Scan the data below for the string "circle". Copy every line where it appears.

## [Records for processing]
......
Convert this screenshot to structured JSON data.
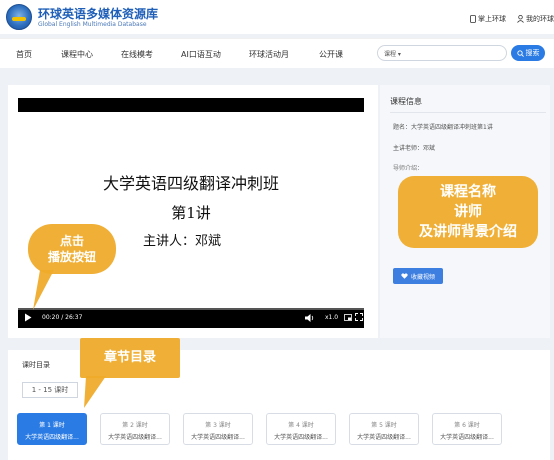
{
  "header": {
    "logo_title": "环球英语多媒体资源库",
    "logo_subtitle": "Global English Multimedia Database",
    "mobile_link": "掌上环球",
    "user_link": "我的环球"
  },
  "nav": {
    "items": [
      "首页",
      "课程中心",
      "在线模考",
      "AI口语互动",
      "环球活动月",
      "公开课"
    ],
    "search_select": "课程",
    "search_button": "搜索"
  },
  "video": {
    "line1": "大学英语四级翻译冲刺班",
    "line2": "第1讲",
    "line3": "主讲人：邓斌",
    "time": "00:20 / 26:37",
    "speed": "x1.0"
  },
  "info": {
    "heading": "课程信息",
    "title_row": "题名：大学英语四级翻译冲刺班第1讲",
    "teacher_row": "主讲老师：邓斌",
    "intro_prefix": "导师介绍：",
    "fav_button": "收藏视频"
  },
  "callouts": {
    "play": [
      "点击",
      "播放按钮"
    ],
    "info": [
      "课程名称",
      "讲师",
      "及讲师背景介绍"
    ],
    "chapters": "章节目录"
  },
  "lessons": {
    "title": "课时目录",
    "range_tab": "1 - 15 课时",
    "items": [
      {
        "num": "第 1 课时",
        "name": "大学英语四级翻译..."
      },
      {
        "num": "第 2 课时",
        "name": "大学英语四级翻译..."
      },
      {
        "num": "第 3 课时",
        "name": "大学英语四级翻译..."
      },
      {
        "num": "第 4 课时",
        "name": "大学英语四级翻译..."
      },
      {
        "num": "第 5 课时",
        "name": "大学英语四级翻译..."
      },
      {
        "num": "第 6 课时",
        "name": "大学英语四级翻译..."
      }
    ]
  },
  "colors": {
    "accent": "#2a7be4",
    "callout": "#efaa28"
  }
}
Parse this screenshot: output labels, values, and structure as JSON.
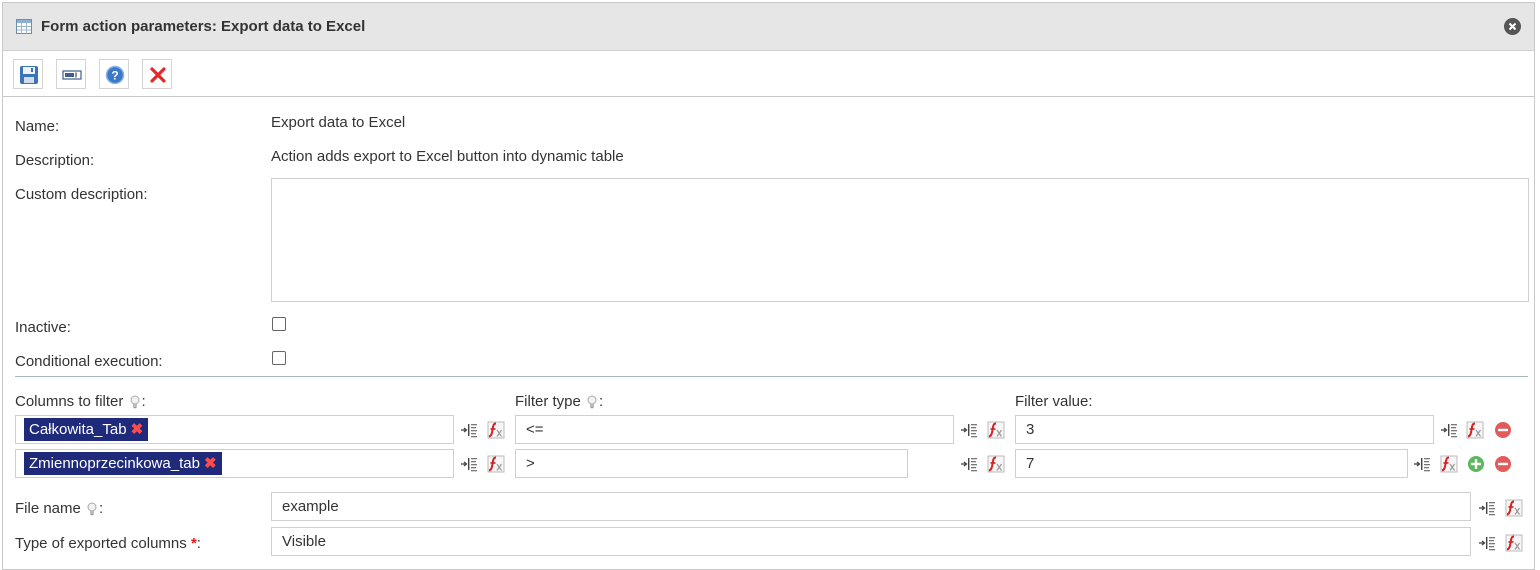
{
  "dialog": {
    "title": "Form action parameters: Export data to Excel"
  },
  "icons": {
    "title": "table-icon",
    "close": "close-circle-icon",
    "save": "floppy-disk-icon",
    "rename": "textbox-icon",
    "help": "help-icon",
    "delete": "delete-x-icon",
    "variable": "insert-variable-icon",
    "expression": "function-icon",
    "hint": "lightbulb-icon",
    "remove_row": "minus-circle-icon",
    "add_row": "plus-circle-icon"
  },
  "form": {
    "name_label": "Name:",
    "name_value": "Export data to Excel",
    "description_label": "Description:",
    "description_value": "Action adds export to Excel button into dynamic table",
    "custom_description_label": "Custom description:",
    "custom_description_value": "",
    "inactive_label": "Inactive:",
    "conditional_label": "Conditional execution:",
    "columns_label": "Columns to filter",
    "filter_type_label": "Filter type",
    "filter_value_label": "Filter value:",
    "colon": ":",
    "rows": [
      {
        "column": "Całkowita_Tab",
        "remove": "✖",
        "filter_type": "<=",
        "filter_value": "3"
      },
      {
        "column": "Zmiennoprzecinkowa_tab",
        "remove": "✖",
        "filter_type": ">",
        "filter_value": "7"
      }
    ],
    "file_name_label": "File name",
    "file_name_value": "example",
    "exported_columns_label": "Type of exported columns",
    "required_mark": "*",
    "exported_columns_value": "Visible"
  },
  "colors": {
    "tag_bg": "#1f2a7a",
    "remove_x": "#ff4b4b",
    "required": "#e01a1a"
  }
}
......
## [Full solution]
    "close": "close-circle-icon",
    "remove_row": "minus-circle-icon",
    "add_row": "plus-circle-icon"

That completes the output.